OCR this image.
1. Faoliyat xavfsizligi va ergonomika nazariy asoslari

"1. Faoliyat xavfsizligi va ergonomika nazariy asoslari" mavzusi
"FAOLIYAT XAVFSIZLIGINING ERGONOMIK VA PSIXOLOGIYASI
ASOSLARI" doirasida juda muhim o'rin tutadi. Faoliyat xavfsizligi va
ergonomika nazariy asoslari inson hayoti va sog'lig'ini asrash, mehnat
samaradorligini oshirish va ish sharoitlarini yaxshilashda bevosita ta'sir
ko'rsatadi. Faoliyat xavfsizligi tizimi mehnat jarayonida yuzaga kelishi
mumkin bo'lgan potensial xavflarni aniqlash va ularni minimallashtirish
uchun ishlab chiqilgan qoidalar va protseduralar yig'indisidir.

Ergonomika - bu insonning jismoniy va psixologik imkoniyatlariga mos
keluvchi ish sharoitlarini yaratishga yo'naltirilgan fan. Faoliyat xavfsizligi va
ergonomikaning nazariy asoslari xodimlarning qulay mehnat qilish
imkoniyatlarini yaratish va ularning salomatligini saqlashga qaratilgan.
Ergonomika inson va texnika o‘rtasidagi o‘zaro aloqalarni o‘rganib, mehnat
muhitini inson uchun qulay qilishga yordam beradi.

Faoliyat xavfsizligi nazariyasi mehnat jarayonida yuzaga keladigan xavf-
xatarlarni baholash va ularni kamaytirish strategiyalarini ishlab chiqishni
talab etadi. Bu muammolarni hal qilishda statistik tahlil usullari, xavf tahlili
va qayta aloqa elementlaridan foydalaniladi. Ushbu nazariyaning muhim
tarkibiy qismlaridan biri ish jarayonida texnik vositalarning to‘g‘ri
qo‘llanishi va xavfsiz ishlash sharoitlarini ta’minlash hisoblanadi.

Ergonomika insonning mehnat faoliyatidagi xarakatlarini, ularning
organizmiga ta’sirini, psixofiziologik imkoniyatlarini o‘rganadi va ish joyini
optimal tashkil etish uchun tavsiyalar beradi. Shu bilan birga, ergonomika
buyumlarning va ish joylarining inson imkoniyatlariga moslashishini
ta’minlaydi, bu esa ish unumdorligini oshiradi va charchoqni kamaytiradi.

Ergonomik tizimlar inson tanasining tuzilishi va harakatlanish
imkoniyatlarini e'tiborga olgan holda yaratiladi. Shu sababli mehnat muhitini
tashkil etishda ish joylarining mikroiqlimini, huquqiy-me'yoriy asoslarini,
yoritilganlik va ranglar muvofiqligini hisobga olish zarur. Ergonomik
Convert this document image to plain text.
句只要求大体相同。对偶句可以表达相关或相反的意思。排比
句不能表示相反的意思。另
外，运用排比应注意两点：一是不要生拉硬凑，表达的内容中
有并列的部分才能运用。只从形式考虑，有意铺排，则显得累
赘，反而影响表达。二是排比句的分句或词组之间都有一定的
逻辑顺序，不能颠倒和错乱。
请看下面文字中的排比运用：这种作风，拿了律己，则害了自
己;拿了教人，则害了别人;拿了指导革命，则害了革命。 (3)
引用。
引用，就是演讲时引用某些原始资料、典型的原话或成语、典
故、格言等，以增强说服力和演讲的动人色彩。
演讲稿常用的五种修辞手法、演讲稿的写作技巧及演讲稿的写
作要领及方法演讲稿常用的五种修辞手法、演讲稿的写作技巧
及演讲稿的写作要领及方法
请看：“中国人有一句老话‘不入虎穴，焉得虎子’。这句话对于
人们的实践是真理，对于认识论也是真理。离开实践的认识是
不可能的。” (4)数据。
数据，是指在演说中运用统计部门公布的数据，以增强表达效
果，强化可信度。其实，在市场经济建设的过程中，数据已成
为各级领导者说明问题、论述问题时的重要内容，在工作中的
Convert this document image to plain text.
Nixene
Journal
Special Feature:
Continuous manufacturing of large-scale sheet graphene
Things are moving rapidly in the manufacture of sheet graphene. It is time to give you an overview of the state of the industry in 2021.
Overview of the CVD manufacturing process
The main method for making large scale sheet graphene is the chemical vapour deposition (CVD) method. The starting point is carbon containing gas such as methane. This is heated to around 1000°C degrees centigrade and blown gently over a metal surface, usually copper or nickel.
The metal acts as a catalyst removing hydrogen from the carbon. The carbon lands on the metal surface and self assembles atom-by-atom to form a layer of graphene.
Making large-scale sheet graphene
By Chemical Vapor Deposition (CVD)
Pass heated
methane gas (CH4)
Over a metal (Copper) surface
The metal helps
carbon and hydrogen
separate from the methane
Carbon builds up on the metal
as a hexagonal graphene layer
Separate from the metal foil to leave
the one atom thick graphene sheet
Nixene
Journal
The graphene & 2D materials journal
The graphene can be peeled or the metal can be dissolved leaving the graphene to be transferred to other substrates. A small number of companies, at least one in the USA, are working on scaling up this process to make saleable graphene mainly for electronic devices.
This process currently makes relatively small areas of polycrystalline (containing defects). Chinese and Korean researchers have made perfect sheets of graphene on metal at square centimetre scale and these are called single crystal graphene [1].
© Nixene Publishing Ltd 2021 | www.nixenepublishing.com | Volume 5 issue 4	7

> [YOUR TASK]
Report the number of lines above containing the word "yuzaga", with no other text.

> [FULL ANSWER]
2